• TASK DIRECTIONS
Write out the lines below word for word, beginning with the line that contains "header: General Blue" and continuing through the line that contains "day-info: Sunrise: 6:32".

• RECORD EXCERPTS
-----

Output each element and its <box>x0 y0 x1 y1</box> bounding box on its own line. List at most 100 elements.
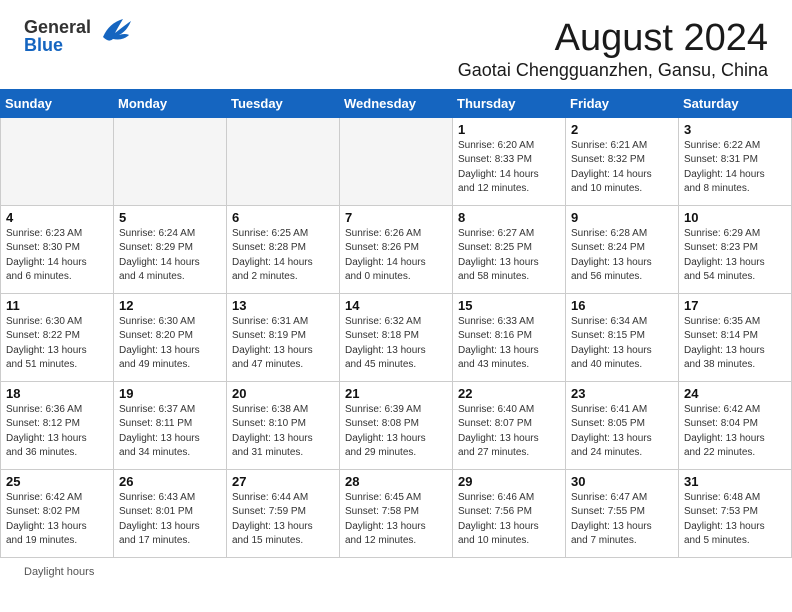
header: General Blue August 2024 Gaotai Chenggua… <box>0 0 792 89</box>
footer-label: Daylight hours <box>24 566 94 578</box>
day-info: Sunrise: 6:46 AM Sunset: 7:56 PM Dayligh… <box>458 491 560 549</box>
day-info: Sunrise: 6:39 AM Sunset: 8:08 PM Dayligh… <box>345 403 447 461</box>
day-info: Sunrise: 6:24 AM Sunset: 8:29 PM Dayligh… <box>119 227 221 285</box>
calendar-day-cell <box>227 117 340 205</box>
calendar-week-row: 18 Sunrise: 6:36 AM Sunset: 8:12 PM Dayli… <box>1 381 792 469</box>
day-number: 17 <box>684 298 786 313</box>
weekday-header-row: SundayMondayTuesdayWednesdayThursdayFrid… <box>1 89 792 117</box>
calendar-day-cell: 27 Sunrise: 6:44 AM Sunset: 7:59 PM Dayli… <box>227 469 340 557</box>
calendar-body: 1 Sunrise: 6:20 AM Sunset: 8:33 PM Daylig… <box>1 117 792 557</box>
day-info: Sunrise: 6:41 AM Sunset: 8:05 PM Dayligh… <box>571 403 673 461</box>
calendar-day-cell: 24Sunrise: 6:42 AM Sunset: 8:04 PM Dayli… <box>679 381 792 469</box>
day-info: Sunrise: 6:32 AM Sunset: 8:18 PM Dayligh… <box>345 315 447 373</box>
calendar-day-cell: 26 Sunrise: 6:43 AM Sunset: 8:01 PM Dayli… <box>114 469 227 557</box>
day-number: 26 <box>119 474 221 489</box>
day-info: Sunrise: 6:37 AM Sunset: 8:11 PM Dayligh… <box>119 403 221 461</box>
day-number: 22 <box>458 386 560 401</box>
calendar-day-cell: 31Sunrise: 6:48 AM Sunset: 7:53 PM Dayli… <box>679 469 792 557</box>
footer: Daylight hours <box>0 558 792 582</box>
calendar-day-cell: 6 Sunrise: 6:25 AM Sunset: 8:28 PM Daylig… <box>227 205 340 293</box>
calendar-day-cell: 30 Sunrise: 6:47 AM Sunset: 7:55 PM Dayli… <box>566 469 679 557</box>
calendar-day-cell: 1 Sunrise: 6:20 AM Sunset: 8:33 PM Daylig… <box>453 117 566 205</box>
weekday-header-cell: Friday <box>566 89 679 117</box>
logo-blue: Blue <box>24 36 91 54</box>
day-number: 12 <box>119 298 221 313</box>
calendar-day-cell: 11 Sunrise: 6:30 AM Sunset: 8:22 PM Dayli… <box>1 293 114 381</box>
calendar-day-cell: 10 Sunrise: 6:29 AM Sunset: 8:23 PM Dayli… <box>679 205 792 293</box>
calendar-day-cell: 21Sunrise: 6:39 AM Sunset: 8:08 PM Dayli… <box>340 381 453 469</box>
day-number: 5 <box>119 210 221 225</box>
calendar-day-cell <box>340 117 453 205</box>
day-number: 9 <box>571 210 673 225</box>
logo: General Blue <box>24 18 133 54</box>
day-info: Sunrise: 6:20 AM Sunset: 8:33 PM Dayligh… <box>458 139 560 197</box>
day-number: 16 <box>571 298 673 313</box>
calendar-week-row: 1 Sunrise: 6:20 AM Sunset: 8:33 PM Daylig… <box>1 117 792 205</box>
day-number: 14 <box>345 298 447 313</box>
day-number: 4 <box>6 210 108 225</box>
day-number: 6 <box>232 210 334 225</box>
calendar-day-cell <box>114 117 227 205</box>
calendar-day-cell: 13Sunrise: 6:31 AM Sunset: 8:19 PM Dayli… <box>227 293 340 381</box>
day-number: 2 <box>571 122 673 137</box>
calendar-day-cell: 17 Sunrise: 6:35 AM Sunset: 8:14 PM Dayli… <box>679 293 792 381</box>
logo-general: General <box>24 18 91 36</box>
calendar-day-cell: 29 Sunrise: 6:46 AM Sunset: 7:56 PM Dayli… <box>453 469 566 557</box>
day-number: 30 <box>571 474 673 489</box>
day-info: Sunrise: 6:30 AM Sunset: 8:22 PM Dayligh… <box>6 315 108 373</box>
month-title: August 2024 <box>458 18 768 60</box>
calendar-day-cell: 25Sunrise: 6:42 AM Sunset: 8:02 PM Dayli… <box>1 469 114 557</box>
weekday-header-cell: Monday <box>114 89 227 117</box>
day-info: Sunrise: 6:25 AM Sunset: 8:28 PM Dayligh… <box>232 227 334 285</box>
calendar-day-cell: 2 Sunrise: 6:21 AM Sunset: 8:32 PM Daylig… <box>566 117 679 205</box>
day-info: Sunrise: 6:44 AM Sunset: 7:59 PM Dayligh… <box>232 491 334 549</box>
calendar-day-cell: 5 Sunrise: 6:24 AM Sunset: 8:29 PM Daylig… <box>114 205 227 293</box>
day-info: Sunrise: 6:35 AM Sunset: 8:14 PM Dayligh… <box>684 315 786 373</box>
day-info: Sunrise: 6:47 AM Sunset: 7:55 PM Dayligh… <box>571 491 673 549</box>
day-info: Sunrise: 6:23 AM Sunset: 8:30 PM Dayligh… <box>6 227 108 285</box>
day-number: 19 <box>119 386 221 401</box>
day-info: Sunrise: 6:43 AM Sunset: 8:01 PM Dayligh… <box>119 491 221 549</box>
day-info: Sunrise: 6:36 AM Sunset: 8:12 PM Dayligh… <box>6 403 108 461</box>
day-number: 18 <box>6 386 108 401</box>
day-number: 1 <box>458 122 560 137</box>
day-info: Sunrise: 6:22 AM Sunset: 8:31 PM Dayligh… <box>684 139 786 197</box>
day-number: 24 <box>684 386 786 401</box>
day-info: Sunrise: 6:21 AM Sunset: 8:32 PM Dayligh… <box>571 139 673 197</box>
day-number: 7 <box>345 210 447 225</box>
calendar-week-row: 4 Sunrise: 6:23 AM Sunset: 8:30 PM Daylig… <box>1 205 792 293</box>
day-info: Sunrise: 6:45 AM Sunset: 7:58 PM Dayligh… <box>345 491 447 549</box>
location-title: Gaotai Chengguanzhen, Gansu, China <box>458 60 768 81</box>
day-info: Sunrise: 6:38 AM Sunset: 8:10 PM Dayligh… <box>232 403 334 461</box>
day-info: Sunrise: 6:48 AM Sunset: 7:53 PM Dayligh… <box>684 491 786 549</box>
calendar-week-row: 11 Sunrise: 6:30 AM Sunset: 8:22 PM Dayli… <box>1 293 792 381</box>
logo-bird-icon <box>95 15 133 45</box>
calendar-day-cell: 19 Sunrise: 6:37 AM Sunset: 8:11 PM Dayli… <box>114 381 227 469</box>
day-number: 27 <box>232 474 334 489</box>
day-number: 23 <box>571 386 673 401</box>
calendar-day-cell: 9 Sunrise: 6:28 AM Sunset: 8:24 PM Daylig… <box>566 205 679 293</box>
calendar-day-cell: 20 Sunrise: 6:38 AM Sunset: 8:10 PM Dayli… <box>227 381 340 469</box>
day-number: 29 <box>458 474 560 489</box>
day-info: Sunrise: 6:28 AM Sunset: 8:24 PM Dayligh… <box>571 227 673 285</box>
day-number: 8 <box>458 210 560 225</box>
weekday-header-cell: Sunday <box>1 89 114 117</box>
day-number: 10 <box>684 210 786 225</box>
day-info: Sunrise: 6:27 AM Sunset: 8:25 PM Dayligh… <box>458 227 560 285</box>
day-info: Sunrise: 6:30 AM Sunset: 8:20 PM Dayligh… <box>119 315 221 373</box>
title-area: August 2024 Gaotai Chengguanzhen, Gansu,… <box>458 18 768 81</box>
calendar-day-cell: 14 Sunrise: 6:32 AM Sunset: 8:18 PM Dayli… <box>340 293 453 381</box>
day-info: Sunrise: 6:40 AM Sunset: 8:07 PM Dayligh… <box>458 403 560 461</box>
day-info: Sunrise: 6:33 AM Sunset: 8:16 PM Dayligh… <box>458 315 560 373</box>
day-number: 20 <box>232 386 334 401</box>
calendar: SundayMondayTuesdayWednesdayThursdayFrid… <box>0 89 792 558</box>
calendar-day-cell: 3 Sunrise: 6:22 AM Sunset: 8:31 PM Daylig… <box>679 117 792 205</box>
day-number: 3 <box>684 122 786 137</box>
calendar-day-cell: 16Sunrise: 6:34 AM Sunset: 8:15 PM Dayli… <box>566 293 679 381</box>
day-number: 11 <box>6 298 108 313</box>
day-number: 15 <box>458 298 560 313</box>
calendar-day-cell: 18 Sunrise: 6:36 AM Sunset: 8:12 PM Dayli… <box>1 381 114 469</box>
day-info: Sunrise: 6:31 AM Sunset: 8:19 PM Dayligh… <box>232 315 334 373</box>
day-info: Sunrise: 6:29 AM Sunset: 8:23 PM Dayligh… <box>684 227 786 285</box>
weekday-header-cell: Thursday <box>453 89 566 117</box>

-----

• TASK RESPONSE
header: General Blue August 2024 Gaotai Chenggua… <box>0 0 792 89</box>
footer-label: Daylight hours <box>24 566 94 578</box>
day-info: Sunrise: 6:46 AM Sunset: 7:56 PM Dayligh… <box>458 491 560 549</box>
day-info: Sunrise: 6:39 AM Sunset: 8:08 PM Dayligh… <box>345 403 447 461</box>
day-info: Sunrise: 6:24 AM Sunset: 8:29 PM Dayligh… <box>119 227 221 285</box>
calendar-day-cell <box>227 117 340 205</box>
calendar-week-row: 18 Sunrise: 6:36 AM Sunset: 8:12 PM Dayli… <box>1 381 792 469</box>
day-number: 17 <box>684 298 786 313</box>
weekday-header-row: SundayMondayTuesdayWednesdayThursdayFrid… <box>1 89 792 117</box>
calendar-day-cell: 27 Sunrise: 6:44 AM Sunset: 7:59 PM Dayli… <box>227 469 340 557</box>
calendar-body: 1 Sunrise: 6:20 AM Sunset: 8:33 PM Daylig… <box>1 117 792 557</box>
day-info: Sunrise: 6:41 AM Sunset: 8:05 PM Dayligh… <box>571 403 673 461</box>
calendar-day-cell: 24Sunrise: 6:42 AM Sunset: 8:04 PM Dayli… <box>679 381 792 469</box>
day-info: Sunrise: 6:32 AM Sunset: 8:18 PM Dayligh… <box>345 315 447 373</box>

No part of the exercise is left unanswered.